• Task statement: What follows is a set of records; repeat all of them exactly.

* Begin *

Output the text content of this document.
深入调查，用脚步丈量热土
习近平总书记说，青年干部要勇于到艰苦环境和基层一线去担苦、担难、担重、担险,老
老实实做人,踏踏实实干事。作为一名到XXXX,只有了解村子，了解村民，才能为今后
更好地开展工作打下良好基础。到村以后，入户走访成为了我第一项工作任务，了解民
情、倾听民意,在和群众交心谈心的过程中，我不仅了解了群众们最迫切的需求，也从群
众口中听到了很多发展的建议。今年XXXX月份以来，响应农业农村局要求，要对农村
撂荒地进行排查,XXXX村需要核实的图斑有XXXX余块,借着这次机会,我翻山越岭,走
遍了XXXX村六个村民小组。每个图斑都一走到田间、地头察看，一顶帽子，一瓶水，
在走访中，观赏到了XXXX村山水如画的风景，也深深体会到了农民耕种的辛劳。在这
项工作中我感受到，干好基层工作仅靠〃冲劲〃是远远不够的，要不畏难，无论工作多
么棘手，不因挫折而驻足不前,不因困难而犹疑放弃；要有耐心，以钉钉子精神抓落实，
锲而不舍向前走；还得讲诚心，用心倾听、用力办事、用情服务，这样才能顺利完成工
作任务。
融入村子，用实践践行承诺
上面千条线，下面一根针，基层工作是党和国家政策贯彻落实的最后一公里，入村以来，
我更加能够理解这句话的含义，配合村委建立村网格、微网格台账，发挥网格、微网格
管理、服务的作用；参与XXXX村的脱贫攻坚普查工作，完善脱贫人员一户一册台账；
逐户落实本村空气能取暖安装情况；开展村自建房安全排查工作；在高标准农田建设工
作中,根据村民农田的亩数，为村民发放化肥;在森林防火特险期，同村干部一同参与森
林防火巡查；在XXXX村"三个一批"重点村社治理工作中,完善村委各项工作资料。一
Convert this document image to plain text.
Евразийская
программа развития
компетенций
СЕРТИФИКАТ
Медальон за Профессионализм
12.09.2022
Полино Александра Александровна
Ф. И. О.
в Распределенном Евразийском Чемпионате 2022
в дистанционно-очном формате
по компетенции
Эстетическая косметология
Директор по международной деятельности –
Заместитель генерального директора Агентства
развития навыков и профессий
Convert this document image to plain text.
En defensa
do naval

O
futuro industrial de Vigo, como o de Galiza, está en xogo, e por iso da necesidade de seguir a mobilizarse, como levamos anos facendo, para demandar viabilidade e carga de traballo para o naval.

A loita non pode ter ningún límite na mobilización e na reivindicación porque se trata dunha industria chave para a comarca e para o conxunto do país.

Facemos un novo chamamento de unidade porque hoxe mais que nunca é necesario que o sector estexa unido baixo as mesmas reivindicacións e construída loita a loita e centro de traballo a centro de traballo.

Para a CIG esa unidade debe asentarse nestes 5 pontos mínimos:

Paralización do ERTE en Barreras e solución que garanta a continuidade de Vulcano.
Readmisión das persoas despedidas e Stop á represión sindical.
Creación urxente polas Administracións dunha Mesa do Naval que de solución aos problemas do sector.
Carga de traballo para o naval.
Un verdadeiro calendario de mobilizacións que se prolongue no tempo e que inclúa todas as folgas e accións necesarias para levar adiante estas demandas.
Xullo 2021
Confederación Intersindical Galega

* End *

• Full answer:
Output the text content of this document.
深入调查，用脚步丈量热土
习近平总书记说，青年干部要勇于到艰苦环境和基层一线去担苦、担难、担重、担险,老
老实实做人,踏踏实实干事。作为一名到XXXX,只有了解村子，了解村民，才能为今后
更好地开展工作打下良好基础。到村以后，入户走访成为了我第一项工作任务，了解民
情、倾听民意,在和群众交心谈心的过程中，我不仅了解了群众们最迫切的需求，也从群
众口中听到了很多发展的建议。今年XXXX月份以来，响应农业农村局要求，要对农村
撂荒地进行排查,XXXX村需要核实的图斑有XXXX余块,借着这次机会,我翻山越岭,走
遍了XXXX村六个村民小组。每个图斑都一走到田间、地头察看，一顶帽子，一瓶水，
在走访中，观赏到了XXXX村山水如画的风景，也深深体会到了农民耕种的辛劳。在这
项工作中我感受到，干好基层工作仅靠〃冲劲〃是远远不够的，要不畏难，无论工作多
么棘手，不因挫折而驻足不前,不因困难而犹疑放弃；要有耐心，以钉钉子精神抓落实，
锲而不舍向前走；还得讲诚心，用心倾听、用力办事、用情服务，这样才能顺利完成工
作任务。
融入村子，用实践践行承诺
上面千条线，下面一根针，基层工作是党和国家政策贯彻落实的最后一公里，入村以来，
我更加能够理解这句话的含义，配合村委建立村网格、微网格台账，发挥网格、微网格
管理、服务的作用；参与XXXX村的脱贫攻坚普查工作，完善脱贫人员一户一册台账；
逐户落实本村空气能取暖安装情况；开展村自建房安全排查工作；在高标准农田建设工
作中,根据村民农田的亩数，为村民发放化肥;在森林防火特险期，同村干部一同参与森
林防火巡查；在XXXX村"三个一批"重点村社治理工作中,完善村委各项工作资料。一
Convert this document image to plain text.
Евразийская
программа развития
компетенций
СЕРТИФИКАТ
Медальон за Профессионализм
12.09.2022
Полино Александра Александровна
Ф. И. О.
в Распределенном Евразийском Чемпионате 2022
в дистанционно-очном формате
по компетенции
Эстетическая косметология
Директор по международной деятельности –
Заместитель генерального директора Агентства
развития навыков и профессий
Convert this document image to plain text.
En defensa
do naval

O
futuro industrial de Vigo, como o de Galiza, está en xogo, e por iso da necesidade de seguir a mobilizarse, como levamos anos facendo, para demandar viabilidade e carga de traballo para o naval.

A loita non pode ter ningún límite na mobilización e na reivindicación porque se trata dunha industria chave para a comarca e para o conxunto do país.

Facemos un novo chamamento de unidade porque hoxe mais que nunca é necesario que o sector estexa unido baixo as mesmas reivindicacións e construída loita a loita e centro de traballo a centro de traballo.

Para a CIG esa unidade debe asentarse nestes 5 pontos mínimos:

Paralización do ERTE en Barreras e solución que garanta a continuidade de Vulcano.
Readmisión das persoas despedidas e Stop á represión sindical.
Creación urxente polas Administracións dunha Mesa do Naval que de solución aos problemas do sector.
Carga de traballo para o naval.
Un verdadeiro calendario de mobilizacións que se prolongue no tempo e que inclúa todas as folgas e accións necesarias para levar adiante estas demandas.
Xullo 2021
Confederación Intersindical Galega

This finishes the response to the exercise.